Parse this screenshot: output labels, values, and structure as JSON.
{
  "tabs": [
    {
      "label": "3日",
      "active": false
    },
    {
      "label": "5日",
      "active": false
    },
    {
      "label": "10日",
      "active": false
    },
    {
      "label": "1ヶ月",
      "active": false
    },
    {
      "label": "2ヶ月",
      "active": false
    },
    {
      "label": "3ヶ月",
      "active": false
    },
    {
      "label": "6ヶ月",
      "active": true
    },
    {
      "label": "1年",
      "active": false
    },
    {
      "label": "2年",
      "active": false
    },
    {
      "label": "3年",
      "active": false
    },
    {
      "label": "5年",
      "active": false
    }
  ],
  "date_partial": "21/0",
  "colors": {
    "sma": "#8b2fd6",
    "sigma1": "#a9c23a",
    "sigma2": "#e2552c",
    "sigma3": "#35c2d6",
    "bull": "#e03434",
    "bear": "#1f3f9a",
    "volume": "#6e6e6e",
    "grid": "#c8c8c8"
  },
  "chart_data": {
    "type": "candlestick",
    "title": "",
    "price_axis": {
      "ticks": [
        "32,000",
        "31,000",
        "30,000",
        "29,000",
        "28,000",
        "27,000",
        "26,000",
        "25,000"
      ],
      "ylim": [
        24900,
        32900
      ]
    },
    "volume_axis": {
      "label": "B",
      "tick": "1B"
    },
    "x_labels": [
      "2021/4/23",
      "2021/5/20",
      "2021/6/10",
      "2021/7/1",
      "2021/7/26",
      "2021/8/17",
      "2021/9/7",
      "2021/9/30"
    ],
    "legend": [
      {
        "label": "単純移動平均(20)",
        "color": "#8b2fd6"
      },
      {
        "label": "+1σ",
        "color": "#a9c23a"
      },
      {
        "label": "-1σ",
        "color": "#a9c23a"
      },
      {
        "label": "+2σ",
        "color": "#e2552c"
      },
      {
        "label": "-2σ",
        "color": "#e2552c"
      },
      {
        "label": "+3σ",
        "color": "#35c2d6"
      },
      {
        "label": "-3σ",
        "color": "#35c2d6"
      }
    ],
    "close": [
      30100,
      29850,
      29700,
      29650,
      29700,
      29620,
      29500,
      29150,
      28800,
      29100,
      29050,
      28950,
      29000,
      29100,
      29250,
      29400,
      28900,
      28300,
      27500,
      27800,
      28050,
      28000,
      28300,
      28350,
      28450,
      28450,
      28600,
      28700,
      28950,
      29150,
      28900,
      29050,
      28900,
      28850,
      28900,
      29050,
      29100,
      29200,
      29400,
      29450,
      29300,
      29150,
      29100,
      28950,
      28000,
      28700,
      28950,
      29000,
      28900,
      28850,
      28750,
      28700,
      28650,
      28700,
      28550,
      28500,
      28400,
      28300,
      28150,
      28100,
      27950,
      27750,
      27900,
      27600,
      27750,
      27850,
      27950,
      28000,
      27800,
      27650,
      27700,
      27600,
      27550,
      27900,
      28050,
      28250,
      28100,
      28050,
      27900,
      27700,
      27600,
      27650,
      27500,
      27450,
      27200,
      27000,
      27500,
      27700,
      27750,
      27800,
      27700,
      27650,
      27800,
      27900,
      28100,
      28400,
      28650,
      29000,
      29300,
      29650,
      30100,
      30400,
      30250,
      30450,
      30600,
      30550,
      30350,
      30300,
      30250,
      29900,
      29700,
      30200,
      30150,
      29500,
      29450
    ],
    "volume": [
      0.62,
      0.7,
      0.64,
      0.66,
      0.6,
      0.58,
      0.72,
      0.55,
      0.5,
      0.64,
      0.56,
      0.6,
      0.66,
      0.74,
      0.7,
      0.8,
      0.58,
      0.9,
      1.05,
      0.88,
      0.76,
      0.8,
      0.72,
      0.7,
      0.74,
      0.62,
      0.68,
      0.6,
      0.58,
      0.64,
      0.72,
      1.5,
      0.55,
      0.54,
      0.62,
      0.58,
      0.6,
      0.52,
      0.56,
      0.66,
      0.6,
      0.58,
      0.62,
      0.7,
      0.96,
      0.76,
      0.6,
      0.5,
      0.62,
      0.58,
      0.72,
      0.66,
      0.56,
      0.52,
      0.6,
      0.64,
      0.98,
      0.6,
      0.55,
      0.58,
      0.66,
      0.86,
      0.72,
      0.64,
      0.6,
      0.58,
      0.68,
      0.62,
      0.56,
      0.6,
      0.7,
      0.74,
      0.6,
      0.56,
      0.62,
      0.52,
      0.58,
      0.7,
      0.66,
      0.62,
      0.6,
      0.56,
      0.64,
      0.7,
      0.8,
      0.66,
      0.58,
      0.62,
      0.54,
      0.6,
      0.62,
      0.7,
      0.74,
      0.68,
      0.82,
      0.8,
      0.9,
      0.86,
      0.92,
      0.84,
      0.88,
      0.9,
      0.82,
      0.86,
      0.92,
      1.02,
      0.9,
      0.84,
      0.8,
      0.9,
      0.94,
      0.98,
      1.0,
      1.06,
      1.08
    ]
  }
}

**What you need to do**
Output the entries verbatim.

**Finished task**
Parse this screenshot: output labels, values, and structure as JSON.
{
  "tabs": [
    {
      "label": "3日",
      "active": false
    },
    {
      "label": "5日",
      "active": false
    },
    {
      "label": "10日",
      "active": false
    },
    {
      "label": "1ヶ月",
      "active": false
    },
    {
      "label": "2ヶ月",
      "active": false
    },
    {
      "label": "3ヶ月",
      "active": false
    },
    {
      "label": "6ヶ月",
      "active": true
    },
    {
      "label": "1年",
      "active": false
    },
    {
      "label": "2年",
      "active": false
    },
    {
      "label": "3年",
      "active": false
    },
    {
      "label": "5年",
      "active": false
    }
  ],
  "date_partial": "21/0",
  "colors": {
    "sma": "#8b2fd6",
    "sigma1": "#a9c23a",
    "sigma2": "#e2552c",
    "sigma3": "#35c2d6",
    "bull": "#e03434",
    "bear": "#1f3f9a",
    "volume": "#6e6e6e",
    "grid": "#c8c8c8"
  },
  "chart_data": {
    "type": "candlestick",
    "title": "",
    "price_axis": {
      "ticks": [
        "32,000",
        "31,000",
        "30,000",
        "29,000",
        "28,000",
        "27,000",
        "26,000",
        "25,000"
      ],
      "ylim": [
        24900,
        32900
      ]
    },
    "volume_axis": {
      "label": "B",
      "tick": "1B"
    },
    "x_labels": [
      "2021/4/23",
      "2021/5/20",
      "2021/6/10",
      "2021/7/1",
      "2021/7/26",
      "2021/8/17",
      "2021/9/7",
      "2021/9/30"
    ],
    "legend": [
      {
        "label": "単純移動平均(20)",
        "color": "#8b2fd6"
      },
      {
        "label": "+1σ",
        "color": "#a9c23a"
      },
      {
        "label": "-1σ",
        "color": "#a9c23a"
      },
      {
        "label": "+2σ",
        "color": "#e2552c"
      },
      {
        "label": "-2σ",
        "color": "#e2552c"
      },
      {
        "label": "+3σ",
        "color": "#35c2d6"
      },
      {
        "label": "-3σ",
        "color": "#35c2d6"
      }
    ],
    "close": [
      30100,
      29850,
      29700,
      29650,
      29700,
      29620,
      29500,
      29150,
      28800,
      29100,
      29050,
      28950,
      29000,
      29100,
      29250,
      29400,
      28900,
      28300,
      27500,
      27800,
      28050,
      28000,
      28300,
      28350,
      28450,
      28450,
      28600,
      28700,
      28950,
      29150,
      28900,
      29050,
      28900,
      28850,
      28900,
      29050,
      29100,
      29200,
      29400,
      29450,
      29300,
      29150,
      29100,
      28950,
      28000,
      28700,
      28950,
      29000,
      28900,
      28850,
      28750,
      28700,
      28650,
      28700,
      28550,
      28500,
      28400,
      28300,
      28150,
      28100,
      27950,
      27750,
      27900,
      27600,
      27750,
      27850,
      27950,
      28000,
      27800,
      27650,
      27700,
      27600,
      27550,
      27900,
      28050,
      28250,
      28100,
      28050,
      27900,
      27700,
      27600,
      27650,
      27500,
      27450,
      27200,
      27000,
      27500,
      27700,
      27750,
      27800,
      27700,
      27650,
      27800,
      27900,
      28100,
      28400,
      28650,
      29000,
      29300,
      29650,
      30100,
      30400,
      30250,
      30450,
      30600,
      30550,
      30350,
      30300,
      30250,
      29900,
      29700,
      30200,
      30150,
      29500,
      29450
    ],
    "volume": [
      0.62,
      0.7,
      0.64,
      0.66,
      0.6,
      0.58,
      0.72,
      0.55,
      0.5,
      0.64,
      0.56,
      0.6,
      0.66,
      0.74,
      0.7,
      0.8,
      0.58,
      0.9,
      1.05,
      0.88,
      0.76,
      0.8,
      0.72,
      0.7,
      0.74,
      0.62,
      0.68,
      0.6,
      0.58,
      0.64,
      0.72,
      1.5,
      0.55,
      0.54,
      0.62,
      0.58,
      0.6,
      0.52,
      0.56,
      0.66,
      0.6,
      0.58,
      0.62,
      0.7,
      0.96,
      0.76,
      0.6,
      0.5,
      0.62,
      0.58,
      0.72,
      0.66,
      0.56,
      0.52,
      0.6,
      0.64,
      0.98,
      0.6,
      0.55,
      0.58,
      0.66,
      0.86,
      0.72,
      0.64,
      0.6,
      0.58,
      0.68,
      0.62,
      0.56,
      0.6,
      0.7,
      0.74,
      0.6,
      0.56,
      0.62,
      0.52,
      0.58,
      0.7,
      0.66,
      0.62,
      0.6,
      0.56,
      0.64,
      0.7,
      0.8,
      0.66,
      0.58,
      0.62,
      0.54,
      0.6,
      0.62,
      0.7,
      0.74,
      0.68,
      0.82,
      0.8,
      0.9,
      0.86,
      0.92,
      0.84,
      0.88,
      0.9,
      0.82,
      0.86,
      0.92,
      1.02,
      0.9,
      0.84,
      0.8,
      0.9,
      0.94,
      0.98,
      1.0,
      1.06,
      1.08
    ]
  }
}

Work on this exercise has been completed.